**Exercise requirements**
Search the material below for the word "marker". Copy every line that has it.

**Excerpted records**
--*--
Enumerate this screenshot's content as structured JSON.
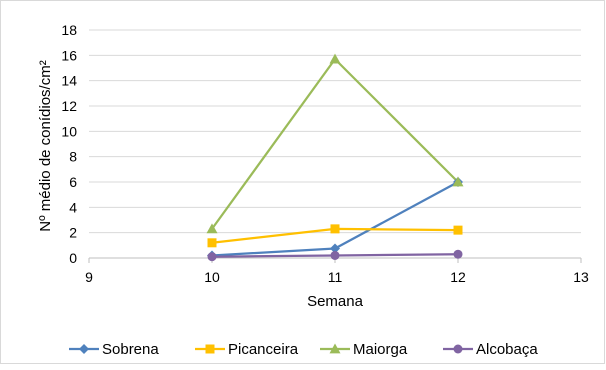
{
  "chart_data": {
    "type": "line",
    "title": "",
    "xlabel": "Semana",
    "ylabel": "Nº médio de conídios/cm²",
    "xlim": [
      9,
      13
    ],
    "ylim": [
      0,
      18
    ],
    "x_ticks": [
      9,
      10,
      11,
      12,
      13
    ],
    "y_ticks": [
      0,
      2,
      4,
      6,
      8,
      10,
      12,
      14,
      16,
      18
    ],
    "grid": "horizontal",
    "legend_position": "bottom",
    "series": [
      {
        "name": "Sobrena",
        "color": "#4f81bd",
        "marker": "diamond",
        "x": [
          10,
          11,
          12
        ],
        "y": [
          0.2,
          0.75,
          6.0
        ]
      },
      {
        "name": "Picanceira",
        "color": "#ffc000",
        "marker": "square",
        "x": [
          10,
          11,
          12
        ],
        "y": [
          1.2,
          2.3,
          2.2
        ]
      },
      {
        "name": "Maiorga",
        "color": "#9bbb59",
        "marker": "triangle",
        "x": [
          10,
          11,
          12
        ],
        "y": [
          2.3,
          15.7,
          6.0
        ]
      },
      {
        "name": "Alcobaça",
        "color": "#8064a2",
        "marker": "circle",
        "x": [
          10,
          11,
          12
        ],
        "y": [
          0.1,
          0.2,
          0.3
        ]
      }
    ]
  }
}
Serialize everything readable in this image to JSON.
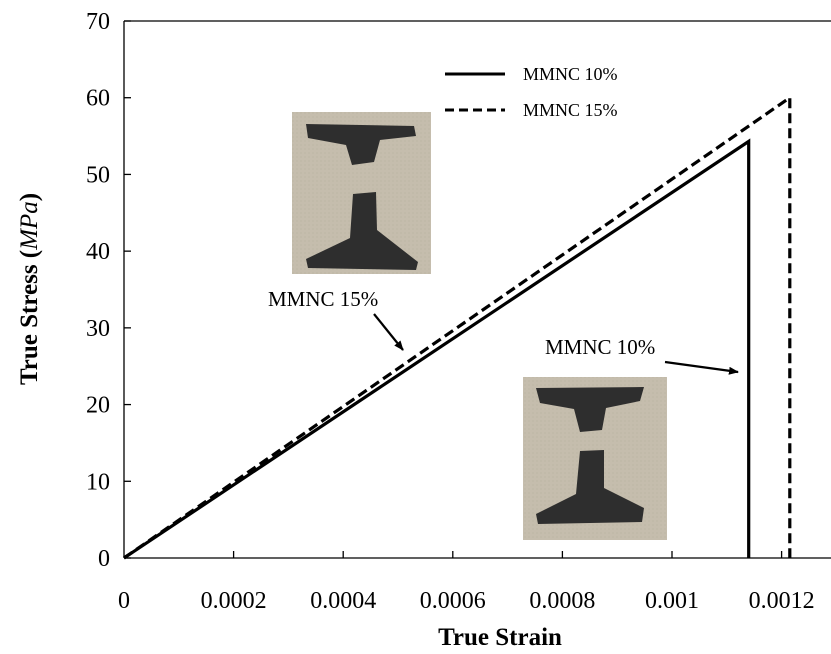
{
  "chart_data": {
    "type": "line",
    "xlabel": "True Strain",
    "ylabel_main": "True Stress (",
    "ylabel_unit": "MPa",
    "ylabel_end": ")",
    "xlim": [
      0,
      0.00128
    ],
    "ylim": [
      0,
      70
    ],
    "x_ticks": [
      {
        "value": 0,
        "label": "0"
      },
      {
        "value": 0.0002,
        "label": "0.0002"
      },
      {
        "value": 0.0004,
        "label": "0.0004"
      },
      {
        "value": 0.0006,
        "label": "0.0006"
      },
      {
        "value": 0.0008,
        "label": "0.0008"
      },
      {
        "value": 0.001,
        "label": "0.001"
      },
      {
        "value": 0.0012,
        "label": "0.0012"
      }
    ],
    "y_ticks": [
      {
        "value": 0,
        "label": "0"
      },
      {
        "value": 10,
        "label": "10"
      },
      {
        "value": 20,
        "label": "20"
      },
      {
        "value": 30,
        "label": "30"
      },
      {
        "value": 40,
        "label": "40"
      },
      {
        "value": 50,
        "label": "50"
      },
      {
        "value": 60,
        "label": "60"
      },
      {
        "value": 70,
        "label": "70"
      }
    ],
    "grid": false,
    "legend_position": "top-right",
    "series": [
      {
        "name": "MMNC 10%",
        "style": "solid",
        "color": "#000000",
        "x": [
          0,
          0.00114,
          0.00114
        ],
        "y": [
          0,
          54.3,
          0
        ]
      },
      {
        "name": "MMNC 15%",
        "style": "dashed",
        "color": "#000000",
        "x": [
          0,
          0.001215,
          0.001215
        ],
        "y": [
          0,
          60,
          0
        ]
      }
    ],
    "annotations": [
      {
        "text": "MMNC 15%",
        "target_x": 0.00052,
        "target_y": 26.5
      },
      {
        "text": "MMNC 10%",
        "target_x": 0.00113,
        "target_y": 24.5
      }
    ]
  }
}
--*--
**Exercise solution**
        "marker": "diamond",
        "marker": "square",
        "marker": "triangle",
        "marker": "circle",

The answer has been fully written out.